═══ DATASET RECORDS

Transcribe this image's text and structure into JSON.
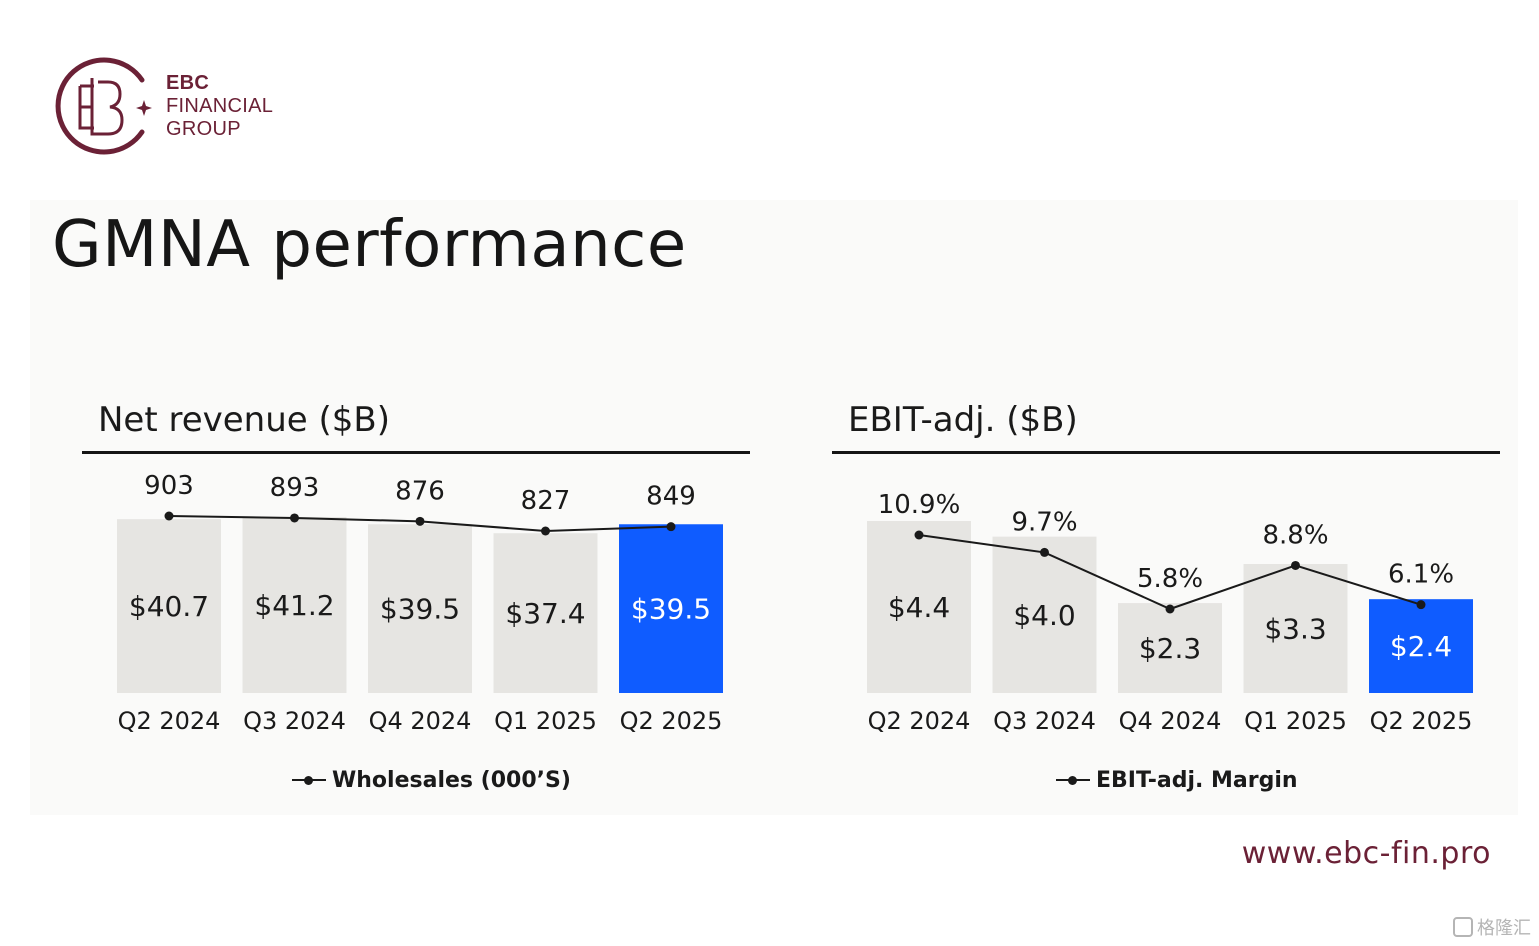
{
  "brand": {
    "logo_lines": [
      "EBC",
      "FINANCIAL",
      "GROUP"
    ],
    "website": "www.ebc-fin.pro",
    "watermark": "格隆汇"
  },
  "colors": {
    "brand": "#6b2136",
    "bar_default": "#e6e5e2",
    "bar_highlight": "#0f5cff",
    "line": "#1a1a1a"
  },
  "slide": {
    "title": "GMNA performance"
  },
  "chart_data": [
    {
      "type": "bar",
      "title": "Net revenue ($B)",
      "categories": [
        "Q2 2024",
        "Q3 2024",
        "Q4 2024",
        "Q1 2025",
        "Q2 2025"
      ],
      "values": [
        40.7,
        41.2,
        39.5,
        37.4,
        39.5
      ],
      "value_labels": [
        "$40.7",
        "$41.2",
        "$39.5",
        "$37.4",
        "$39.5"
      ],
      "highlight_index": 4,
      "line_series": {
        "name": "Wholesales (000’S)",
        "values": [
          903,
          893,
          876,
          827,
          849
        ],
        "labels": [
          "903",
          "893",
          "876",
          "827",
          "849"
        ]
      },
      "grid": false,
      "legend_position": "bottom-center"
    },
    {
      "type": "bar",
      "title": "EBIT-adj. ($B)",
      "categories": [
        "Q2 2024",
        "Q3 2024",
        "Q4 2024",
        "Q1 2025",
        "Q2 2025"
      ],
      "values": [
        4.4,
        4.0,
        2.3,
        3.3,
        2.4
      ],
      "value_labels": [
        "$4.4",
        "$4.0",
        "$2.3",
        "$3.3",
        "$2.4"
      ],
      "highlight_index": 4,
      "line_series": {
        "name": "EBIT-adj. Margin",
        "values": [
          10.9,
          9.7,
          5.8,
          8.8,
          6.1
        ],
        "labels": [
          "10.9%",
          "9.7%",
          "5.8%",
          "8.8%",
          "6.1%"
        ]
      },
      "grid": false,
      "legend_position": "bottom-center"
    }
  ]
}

══════
═══ DATASET RECORDS

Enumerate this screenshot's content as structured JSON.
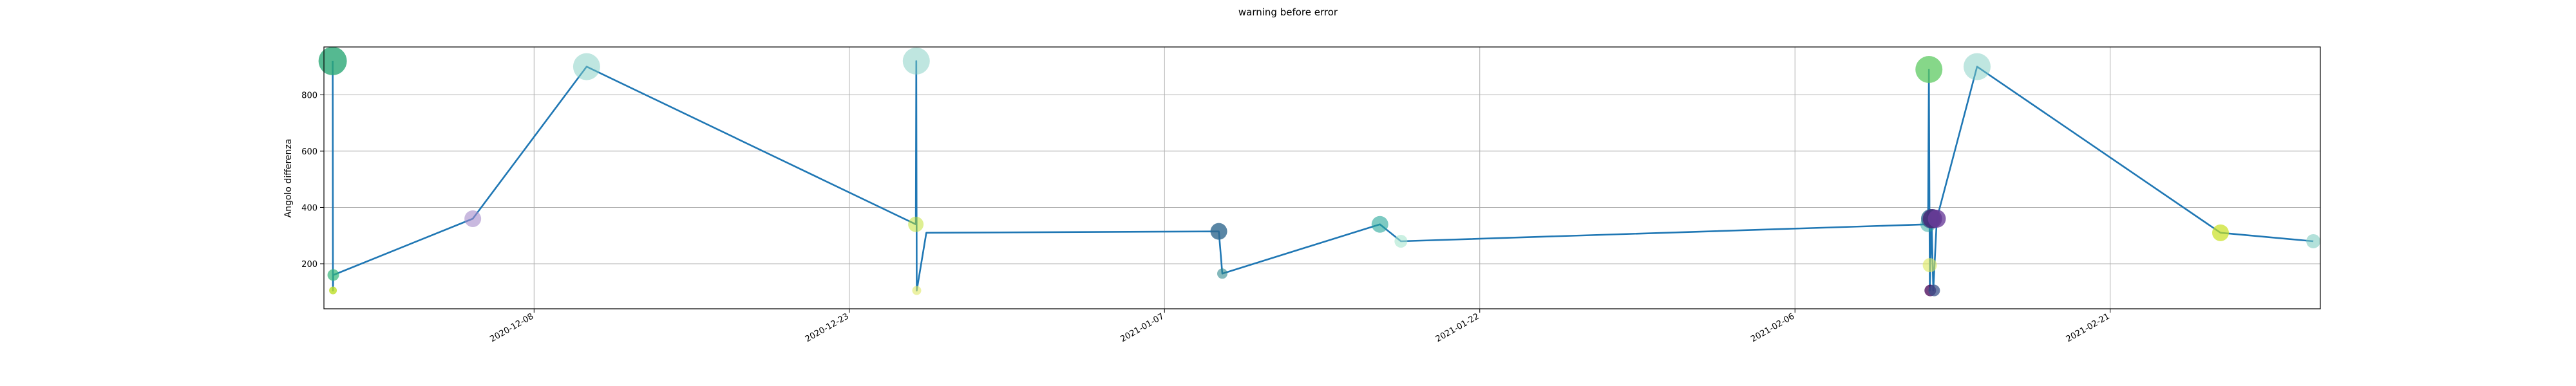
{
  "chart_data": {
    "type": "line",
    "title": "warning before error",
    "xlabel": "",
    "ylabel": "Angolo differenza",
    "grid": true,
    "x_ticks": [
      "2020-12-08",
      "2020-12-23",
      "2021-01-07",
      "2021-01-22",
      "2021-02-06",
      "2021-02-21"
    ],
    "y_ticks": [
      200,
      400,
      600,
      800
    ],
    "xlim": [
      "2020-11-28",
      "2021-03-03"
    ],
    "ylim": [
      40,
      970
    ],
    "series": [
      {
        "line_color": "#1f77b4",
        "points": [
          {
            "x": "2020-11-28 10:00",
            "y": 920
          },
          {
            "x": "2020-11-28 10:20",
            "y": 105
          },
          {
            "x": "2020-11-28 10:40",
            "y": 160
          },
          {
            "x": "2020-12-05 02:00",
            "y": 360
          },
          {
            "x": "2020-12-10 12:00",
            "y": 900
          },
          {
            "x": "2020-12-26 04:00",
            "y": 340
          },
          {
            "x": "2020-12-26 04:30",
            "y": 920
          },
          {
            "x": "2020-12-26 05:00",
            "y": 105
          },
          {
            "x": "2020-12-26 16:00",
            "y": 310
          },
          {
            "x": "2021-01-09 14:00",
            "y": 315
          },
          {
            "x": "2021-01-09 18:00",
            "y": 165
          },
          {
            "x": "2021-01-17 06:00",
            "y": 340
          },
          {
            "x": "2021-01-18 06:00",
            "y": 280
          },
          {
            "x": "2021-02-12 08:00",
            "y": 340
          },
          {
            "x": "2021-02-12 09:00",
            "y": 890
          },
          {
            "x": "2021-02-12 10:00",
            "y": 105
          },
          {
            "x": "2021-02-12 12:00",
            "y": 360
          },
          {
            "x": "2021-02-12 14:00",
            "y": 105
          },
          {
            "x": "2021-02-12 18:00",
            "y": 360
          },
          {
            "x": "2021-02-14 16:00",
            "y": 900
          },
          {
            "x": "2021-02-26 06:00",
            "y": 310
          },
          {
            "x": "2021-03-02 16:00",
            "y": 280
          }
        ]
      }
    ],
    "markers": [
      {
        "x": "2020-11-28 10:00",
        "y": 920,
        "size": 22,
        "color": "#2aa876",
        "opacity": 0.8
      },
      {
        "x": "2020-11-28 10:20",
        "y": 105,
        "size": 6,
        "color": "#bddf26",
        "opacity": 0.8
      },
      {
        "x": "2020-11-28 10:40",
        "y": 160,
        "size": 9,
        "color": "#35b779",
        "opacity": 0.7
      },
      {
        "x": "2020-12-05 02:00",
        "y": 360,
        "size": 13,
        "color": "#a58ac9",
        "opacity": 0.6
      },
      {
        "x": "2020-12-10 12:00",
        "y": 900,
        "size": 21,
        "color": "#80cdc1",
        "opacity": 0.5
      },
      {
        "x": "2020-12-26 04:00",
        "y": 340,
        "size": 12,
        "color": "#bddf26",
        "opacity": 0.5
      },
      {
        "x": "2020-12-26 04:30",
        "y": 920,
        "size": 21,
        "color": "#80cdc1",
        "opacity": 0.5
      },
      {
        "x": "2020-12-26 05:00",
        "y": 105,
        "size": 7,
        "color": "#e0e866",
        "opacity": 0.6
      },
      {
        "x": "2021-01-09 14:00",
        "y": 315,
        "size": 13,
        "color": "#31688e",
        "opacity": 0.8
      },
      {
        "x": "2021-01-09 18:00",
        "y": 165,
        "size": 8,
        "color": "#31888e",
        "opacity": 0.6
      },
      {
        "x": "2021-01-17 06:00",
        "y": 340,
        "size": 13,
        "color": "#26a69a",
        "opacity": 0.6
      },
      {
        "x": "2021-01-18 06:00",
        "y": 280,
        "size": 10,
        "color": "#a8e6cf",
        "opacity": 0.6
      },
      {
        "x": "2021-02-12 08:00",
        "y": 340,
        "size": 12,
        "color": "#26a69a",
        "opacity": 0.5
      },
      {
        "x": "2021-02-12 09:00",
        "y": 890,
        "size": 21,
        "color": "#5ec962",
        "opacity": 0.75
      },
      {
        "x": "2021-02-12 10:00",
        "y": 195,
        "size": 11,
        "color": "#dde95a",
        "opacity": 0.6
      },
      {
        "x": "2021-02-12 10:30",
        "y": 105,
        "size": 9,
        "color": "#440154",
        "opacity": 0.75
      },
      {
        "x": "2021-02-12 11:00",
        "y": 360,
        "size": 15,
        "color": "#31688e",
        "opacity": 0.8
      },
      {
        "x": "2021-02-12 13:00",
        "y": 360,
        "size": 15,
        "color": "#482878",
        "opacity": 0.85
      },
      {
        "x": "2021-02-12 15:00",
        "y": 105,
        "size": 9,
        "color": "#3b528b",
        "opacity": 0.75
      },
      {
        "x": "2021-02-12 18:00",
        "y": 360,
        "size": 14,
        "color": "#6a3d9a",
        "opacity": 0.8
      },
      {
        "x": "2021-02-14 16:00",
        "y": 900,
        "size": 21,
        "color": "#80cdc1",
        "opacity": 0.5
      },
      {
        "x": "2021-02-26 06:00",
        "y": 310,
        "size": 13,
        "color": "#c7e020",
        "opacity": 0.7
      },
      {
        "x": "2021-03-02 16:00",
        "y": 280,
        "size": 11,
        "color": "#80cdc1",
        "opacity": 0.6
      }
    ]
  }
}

══════

#### [WHAT IS BEING ASKED]
Pick out all the lines with the word "this" in them and copy them.

#### [TASK OUTPUT]
Transcribe this image's text and structure into JSON.
Enumerate this screenshot's content as structured JSON.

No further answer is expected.